__Task to carry out__.
With the pictures omitted, write out the entries that follow exactly as they stand.
BEGIN Entries provided
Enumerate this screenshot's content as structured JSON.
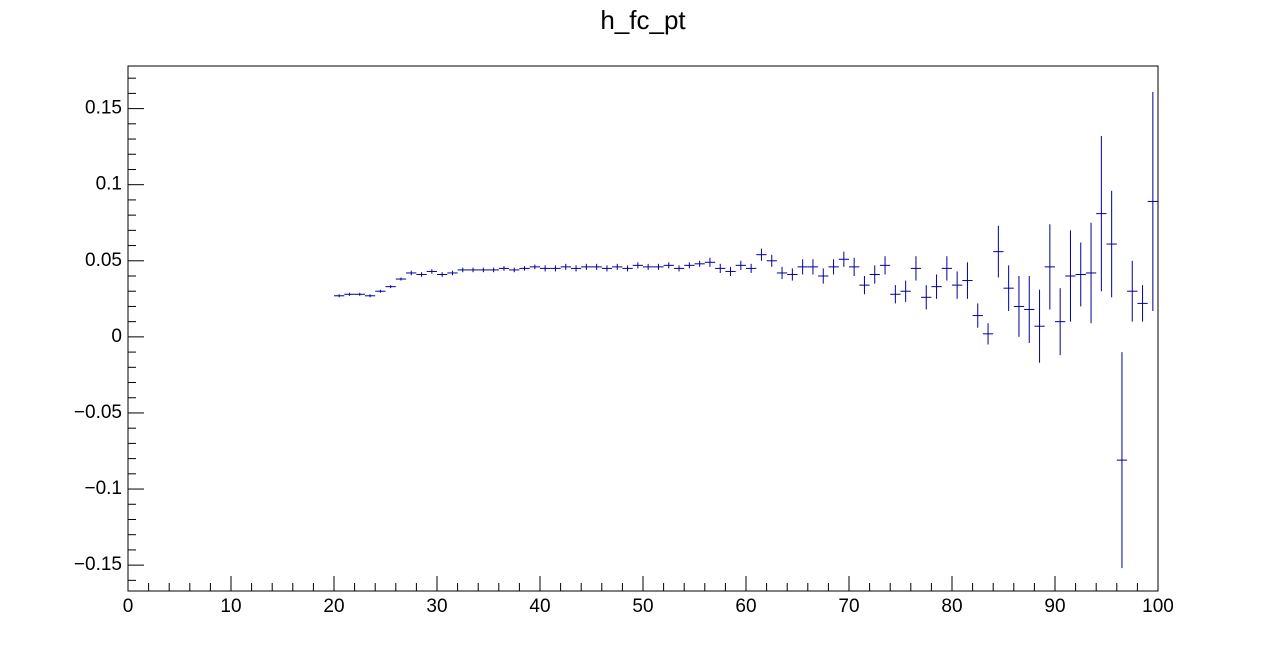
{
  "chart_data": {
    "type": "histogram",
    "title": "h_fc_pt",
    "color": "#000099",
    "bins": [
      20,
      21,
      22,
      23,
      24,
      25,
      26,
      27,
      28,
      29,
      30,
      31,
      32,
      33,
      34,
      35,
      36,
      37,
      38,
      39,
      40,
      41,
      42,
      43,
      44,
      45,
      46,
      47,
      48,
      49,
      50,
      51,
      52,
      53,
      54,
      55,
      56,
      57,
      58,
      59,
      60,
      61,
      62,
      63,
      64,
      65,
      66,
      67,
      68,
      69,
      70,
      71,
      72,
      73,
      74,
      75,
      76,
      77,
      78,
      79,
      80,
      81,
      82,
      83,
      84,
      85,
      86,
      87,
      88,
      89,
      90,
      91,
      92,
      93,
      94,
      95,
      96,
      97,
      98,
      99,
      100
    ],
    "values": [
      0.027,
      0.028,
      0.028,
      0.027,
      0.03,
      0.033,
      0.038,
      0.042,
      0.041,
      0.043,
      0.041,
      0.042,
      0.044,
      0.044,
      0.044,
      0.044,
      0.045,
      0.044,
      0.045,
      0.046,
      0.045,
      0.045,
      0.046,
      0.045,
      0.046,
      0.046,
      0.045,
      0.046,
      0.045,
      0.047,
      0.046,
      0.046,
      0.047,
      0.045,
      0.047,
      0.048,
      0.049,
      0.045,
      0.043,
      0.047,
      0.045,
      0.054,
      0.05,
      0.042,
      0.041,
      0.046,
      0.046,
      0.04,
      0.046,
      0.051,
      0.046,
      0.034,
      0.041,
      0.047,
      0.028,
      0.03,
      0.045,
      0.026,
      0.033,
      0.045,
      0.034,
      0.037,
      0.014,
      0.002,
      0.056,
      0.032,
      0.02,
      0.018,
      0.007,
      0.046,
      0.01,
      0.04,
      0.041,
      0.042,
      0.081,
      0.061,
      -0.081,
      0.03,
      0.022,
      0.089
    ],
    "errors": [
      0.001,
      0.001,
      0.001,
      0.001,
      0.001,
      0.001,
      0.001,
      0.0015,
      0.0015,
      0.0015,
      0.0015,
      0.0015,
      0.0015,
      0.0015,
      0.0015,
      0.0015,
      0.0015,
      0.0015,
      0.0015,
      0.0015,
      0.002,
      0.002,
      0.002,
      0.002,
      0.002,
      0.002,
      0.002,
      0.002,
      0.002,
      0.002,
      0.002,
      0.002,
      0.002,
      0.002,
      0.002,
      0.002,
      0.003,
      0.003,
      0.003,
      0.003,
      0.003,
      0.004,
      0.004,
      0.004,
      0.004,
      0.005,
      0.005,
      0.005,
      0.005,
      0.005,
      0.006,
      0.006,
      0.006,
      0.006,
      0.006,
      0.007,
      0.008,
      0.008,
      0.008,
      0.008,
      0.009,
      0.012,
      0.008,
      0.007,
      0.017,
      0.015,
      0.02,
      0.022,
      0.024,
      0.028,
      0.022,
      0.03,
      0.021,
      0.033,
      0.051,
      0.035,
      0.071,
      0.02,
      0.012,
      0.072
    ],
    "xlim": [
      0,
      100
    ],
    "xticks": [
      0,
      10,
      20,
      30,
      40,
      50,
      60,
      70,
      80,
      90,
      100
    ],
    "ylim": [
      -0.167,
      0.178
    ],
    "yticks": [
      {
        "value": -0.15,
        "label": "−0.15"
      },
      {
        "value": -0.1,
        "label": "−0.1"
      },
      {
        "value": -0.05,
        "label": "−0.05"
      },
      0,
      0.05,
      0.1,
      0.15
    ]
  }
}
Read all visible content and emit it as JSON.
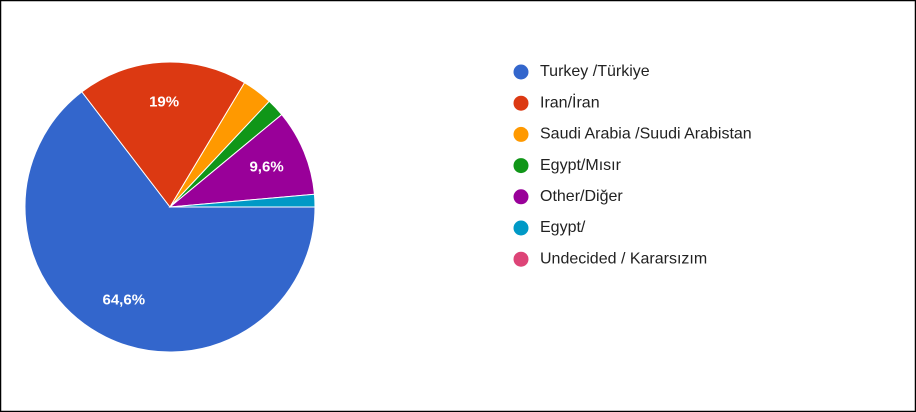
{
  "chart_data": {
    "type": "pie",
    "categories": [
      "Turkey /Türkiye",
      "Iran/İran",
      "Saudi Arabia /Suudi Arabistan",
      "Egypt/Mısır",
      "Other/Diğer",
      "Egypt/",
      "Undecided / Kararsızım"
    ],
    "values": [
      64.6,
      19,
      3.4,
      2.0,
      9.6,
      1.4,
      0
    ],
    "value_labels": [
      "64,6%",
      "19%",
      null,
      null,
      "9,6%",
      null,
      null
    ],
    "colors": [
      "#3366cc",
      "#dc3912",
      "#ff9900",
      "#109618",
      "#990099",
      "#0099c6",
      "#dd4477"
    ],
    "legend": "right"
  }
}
END Entries provided
__Result__.
Enumerate this screenshot's content as structured JSON.
{
  "chart_data": {
    "type": "histogram",
    "title": "h_fc_pt",
    "color": "#000099",
    "bins": [
      20,
      21,
      22,
      23,
      24,
      25,
      26,
      27,
      28,
      29,
      30,
      31,
      32,
      33,
      34,
      35,
      36,
      37,
      38,
      39,
      40,
      41,
      42,
      43,
      44,
      45,
      46,
      47,
      48,
      49,
      50,
      51,
      52,
      53,
      54,
      55,
      56,
      57,
      58,
      59,
      60,
      61,
      62,
      63,
      64,
      65,
      66,
      67,
      68,
      69,
      70,
      71,
      72,
      73,
      74,
      75,
      76,
      77,
      78,
      79,
      80,
      81,
      82,
      83,
      84,
      85,
      86,
      87,
      88,
      89,
      90,
      91,
      92,
      93,
      94,
      95,
      96,
      97,
      98,
      99,
      100
    ],
    "values": [
      0.027,
      0.028,
      0.028,
      0.027,
      0.03,
      0.033,
      0.038,
      0.042,
      0.041,
      0.043,
      0.041,
      0.042,
      0.044,
      0.044,
      0.044,
      0.044,
      0.045,
      0.044,
      0.045,
      0.046,
      0.045,
      0.045,
      0.046,
      0.045,
      0.046,
      0.046,
      0.045,
      0.046,
      0.045,
      0.047,
      0.046,
      0.046,
      0.047,
      0.045,
      0.047,
      0.048,
      0.049,
      0.045,
      0.043,
      0.047,
      0.045,
      0.054,
      0.05,
      0.042,
      0.041,
      0.046,
      0.046,
      0.04,
      0.046,
      0.051,
      0.046,
      0.034,
      0.041,
      0.047,
      0.028,
      0.03,
      0.045,
      0.026,
      0.033,
      0.045,
      0.034,
      0.037,
      0.014,
      0.002,
      0.056,
      0.032,
      0.02,
      0.018,
      0.007,
      0.046,
      0.01,
      0.04,
      0.041,
      0.042,
      0.081,
      0.061,
      -0.081,
      0.03,
      0.022,
      0.089
    ],
    "errors": [
      0.001,
      0.001,
      0.001,
      0.001,
      0.001,
      0.001,
      0.001,
      0.0015,
      0.0015,
      0.0015,
      0.0015,
      0.0015,
      0.0015,
      0.0015,
      0.0015,
      0.0015,
      0.0015,
      0.0015,
      0.0015,
      0.0015,
      0.002,
      0.002,
      0.002,
      0.002,
      0.002,
      0.002,
      0.002,
      0.002,
      0.002,
      0.002,
      0.002,
      0.002,
      0.002,
      0.002,
      0.002,
      0.002,
      0.003,
      0.003,
      0.003,
      0.003,
      0.003,
      0.004,
      0.004,
      0.004,
      0.004,
      0.005,
      0.005,
      0.005,
      0.005,
      0.005,
      0.006,
      0.006,
      0.006,
      0.006,
      0.006,
      0.007,
      0.008,
      0.008,
      0.008,
      0.008,
      0.009,
      0.012,
      0.008,
      0.007,
      0.017,
      0.015,
      0.02,
      0.022,
      0.024,
      0.028,
      0.022,
      0.03,
      0.021,
      0.033,
      0.051,
      0.035,
      0.071,
      0.02,
      0.012,
      0.072
    ],
    "xlim": [
      0,
      100
    ],
    "xticks": [
      0,
      10,
      20,
      30,
      40,
      50,
      60,
      70,
      80,
      90,
      100
    ],
    "ylim": [
      -0.167,
      0.178
    ],
    "yticks": [
      {
        "value": -0.15,
        "label": "−0.15"
      },
      {
        "value": -0.1,
        "label": "−0.1"
      },
      {
        "value": -0.05,
        "label": "−0.05"
      },
      0,
      0.05,
      0.1,
      0.15
    ]
  }
}
Read all visible content and emit it as JSON.
{
  "chart_data": {
    "type": "pie",
    "categories": [
      "Turkey /Türkiye",
      "Iran/İran",
      "Saudi Arabia /Suudi Arabistan",
      "Egypt/Mısır",
      "Other/Diğer",
      "Egypt/",
      "Undecided / Kararsızım"
    ],
    "values": [
      64.6,
      19,
      3.4,
      2.0,
      9.6,
      1.4,
      0
    ],
    "value_labels": [
      "64,6%",
      "19%",
      null,
      null,
      "9,6%",
      null,
      null
    ],
    "colors": [
      "#3366cc",
      "#dc3912",
      "#ff9900",
      "#109618",
      "#990099",
      "#0099c6",
      "#dd4477"
    ],
    "legend": "right"
  }
}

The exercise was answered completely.